Retype each line of the material exactly, please, skipping any picture in it.

• • • •

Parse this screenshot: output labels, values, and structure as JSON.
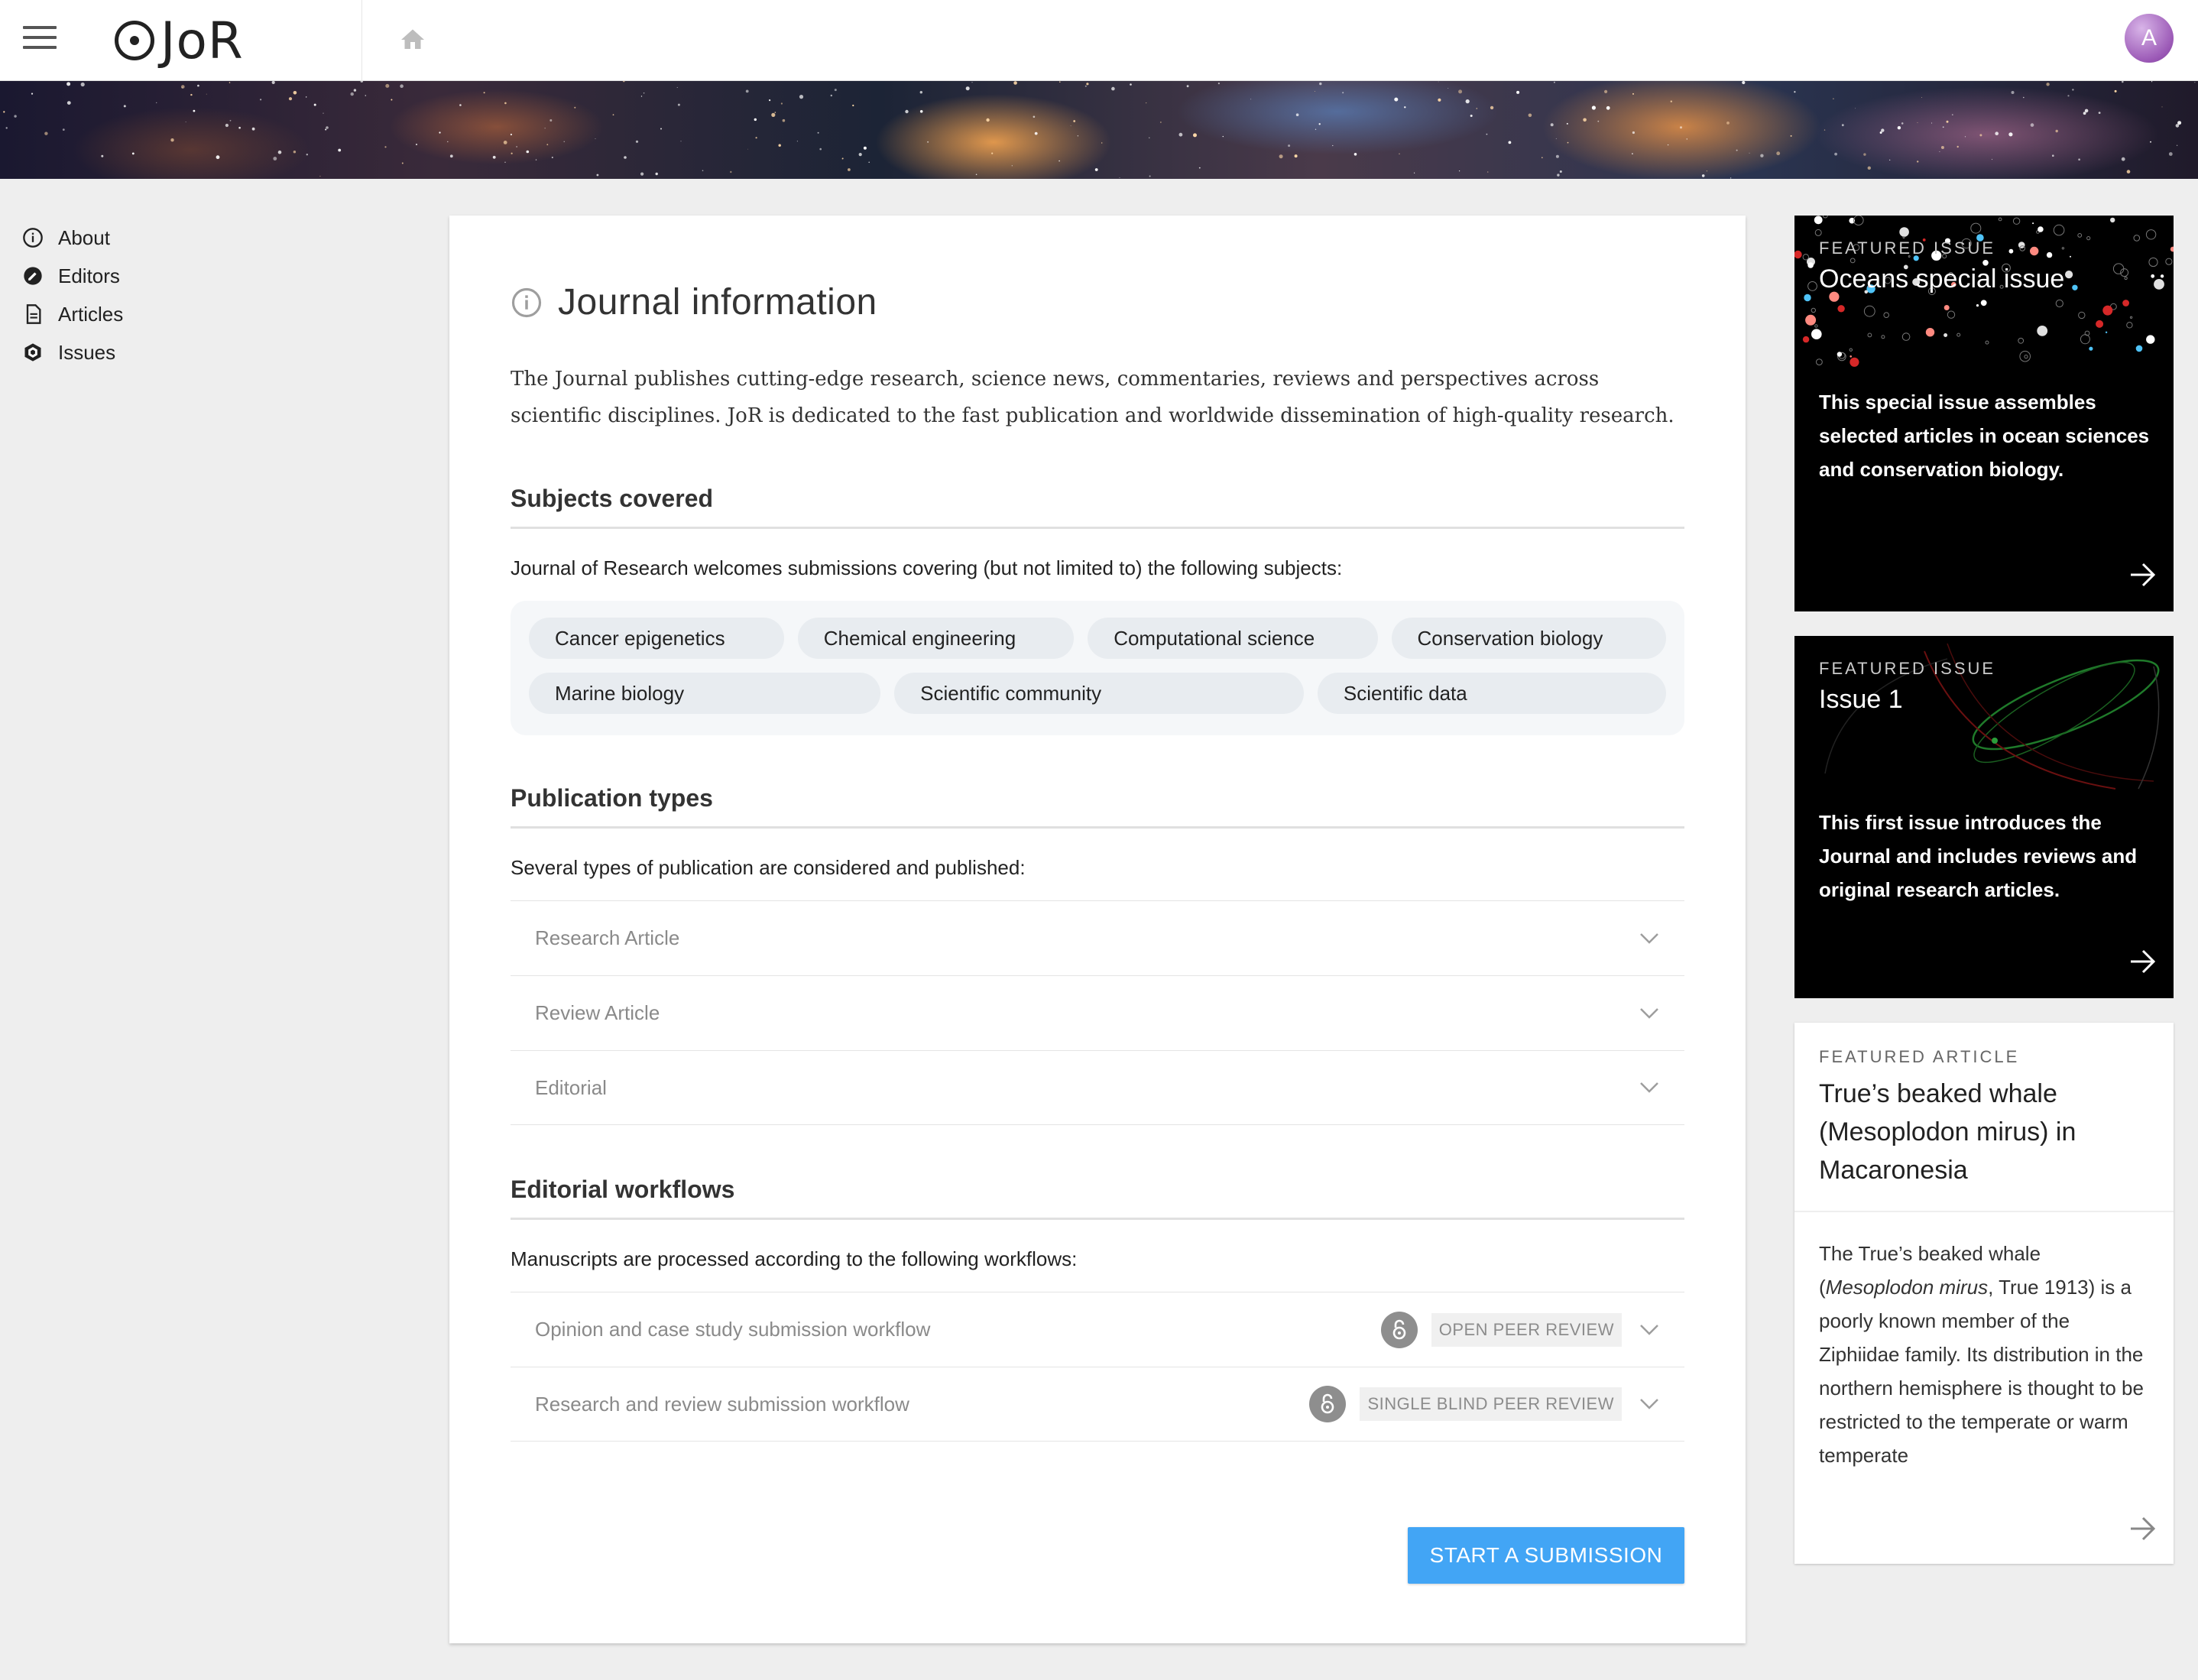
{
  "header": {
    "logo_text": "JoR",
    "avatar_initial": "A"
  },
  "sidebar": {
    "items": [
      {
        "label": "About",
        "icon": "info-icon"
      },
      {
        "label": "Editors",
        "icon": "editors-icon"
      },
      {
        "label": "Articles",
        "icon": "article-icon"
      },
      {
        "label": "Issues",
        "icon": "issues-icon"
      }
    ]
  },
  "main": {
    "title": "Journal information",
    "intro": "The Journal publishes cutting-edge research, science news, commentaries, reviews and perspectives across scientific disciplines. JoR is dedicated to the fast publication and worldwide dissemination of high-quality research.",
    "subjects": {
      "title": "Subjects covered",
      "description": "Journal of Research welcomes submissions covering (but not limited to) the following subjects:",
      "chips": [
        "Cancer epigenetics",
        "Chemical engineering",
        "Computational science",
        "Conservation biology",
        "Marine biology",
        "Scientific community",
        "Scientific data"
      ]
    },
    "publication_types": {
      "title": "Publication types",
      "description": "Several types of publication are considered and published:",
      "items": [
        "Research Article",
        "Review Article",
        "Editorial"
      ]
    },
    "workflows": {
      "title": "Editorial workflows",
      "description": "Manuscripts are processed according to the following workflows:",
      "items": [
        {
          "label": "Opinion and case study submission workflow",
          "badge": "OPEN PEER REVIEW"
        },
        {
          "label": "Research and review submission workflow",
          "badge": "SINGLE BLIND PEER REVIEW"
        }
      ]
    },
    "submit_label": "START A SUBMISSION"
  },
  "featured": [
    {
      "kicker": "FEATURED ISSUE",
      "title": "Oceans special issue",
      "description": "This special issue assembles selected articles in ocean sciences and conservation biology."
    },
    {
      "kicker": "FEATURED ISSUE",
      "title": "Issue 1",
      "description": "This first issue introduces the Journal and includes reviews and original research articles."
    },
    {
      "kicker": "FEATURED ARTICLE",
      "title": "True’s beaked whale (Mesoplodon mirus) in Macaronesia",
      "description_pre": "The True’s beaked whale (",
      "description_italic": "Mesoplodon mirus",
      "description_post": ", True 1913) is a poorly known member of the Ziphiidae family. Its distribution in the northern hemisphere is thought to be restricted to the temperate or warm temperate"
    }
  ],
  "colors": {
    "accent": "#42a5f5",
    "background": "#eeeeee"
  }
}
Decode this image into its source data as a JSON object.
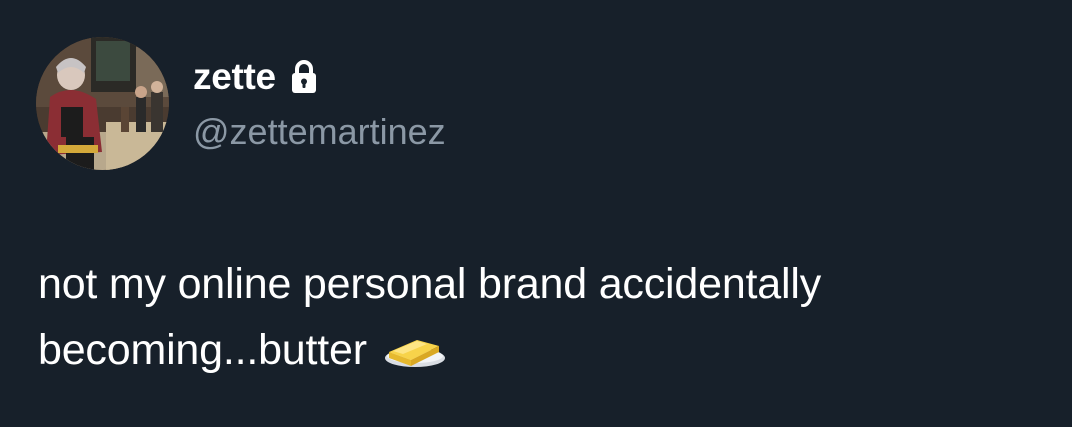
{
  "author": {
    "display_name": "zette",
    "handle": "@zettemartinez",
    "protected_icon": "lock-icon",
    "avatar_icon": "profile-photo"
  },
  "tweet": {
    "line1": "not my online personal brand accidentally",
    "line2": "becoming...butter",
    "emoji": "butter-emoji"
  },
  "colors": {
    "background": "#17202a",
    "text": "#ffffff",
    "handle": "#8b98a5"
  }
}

• • • •

Output for this task
Parse this screenshot: output labels, values, and structure as JSON.
{
  "header": {
    "logo_text": "JoR",
    "avatar_initial": "A"
  },
  "sidebar": {
    "items": [
      {
        "label": "About",
        "icon": "info-icon"
      },
      {
        "label": "Editors",
        "icon": "editors-icon"
      },
      {
        "label": "Articles",
        "icon": "article-icon"
      },
      {
        "label": "Issues",
        "icon": "issues-icon"
      }
    ]
  },
  "main": {
    "title": "Journal information",
    "intro": "The Journal publishes cutting-edge research, science news, commentaries, reviews and perspectives across scientific disciplines. JoR is dedicated to the fast publication and worldwide dissemination of high-quality research.",
    "subjects": {
      "title": "Subjects covered",
      "description": "Journal of Research welcomes submissions covering (but not limited to) the following subjects:",
      "chips": [
        "Cancer epigenetics",
        "Chemical engineering",
        "Computational science",
        "Conservation biology",
        "Marine biology",
        "Scientific community",
        "Scientific data"
      ]
    },
    "publication_types": {
      "title": "Publication types",
      "description": "Several types of publication are considered and published:",
      "items": [
        "Research Article",
        "Review Article",
        "Editorial"
      ]
    },
    "workflows": {
      "title": "Editorial workflows",
      "description": "Manuscripts are processed according to the following workflows:",
      "items": [
        {
          "label": "Opinion and case study submission workflow",
          "badge": "OPEN PEER REVIEW"
        },
        {
          "label": "Research and review submission workflow",
          "badge": "SINGLE BLIND PEER REVIEW"
        }
      ]
    },
    "submit_label": "START A SUBMISSION"
  },
  "featured": [
    {
      "kicker": "FEATURED ISSUE",
      "title": "Oceans special issue",
      "description": "This special issue assembles selected articles in ocean sciences and conservation biology."
    },
    {
      "kicker": "FEATURED ISSUE",
      "title": "Issue 1",
      "description": "This first issue introduces the Journal and includes reviews and original research articles."
    },
    {
      "kicker": "FEATURED ARTICLE",
      "title": "True’s beaked whale (Mesoplodon mirus) in Macaronesia",
      "description_pre": "The True’s beaked whale (",
      "description_italic": "Mesoplodon mirus",
      "description_post": ", True 1913) is a poorly known member of the Ziphiidae family. Its distribution in the northern hemisphere is thought to be restricted to the temperate or warm temperate"
    }
  ],
  "colors": {
    "accent": "#42a5f5",
    "background": "#eeeeee"
  }
}
Decode this image into its source data as a JSON object.
{
  "author": {
    "display_name": "zette",
    "handle": "@zettemartinez",
    "protected_icon": "lock-icon",
    "avatar_icon": "profile-photo"
  },
  "tweet": {
    "line1": "not my online personal brand accidentally",
    "line2": "becoming...butter",
    "emoji": "butter-emoji"
  },
  "colors": {
    "background": "#17202a",
    "text": "#ffffff",
    "handle": "#8b98a5"
  }
}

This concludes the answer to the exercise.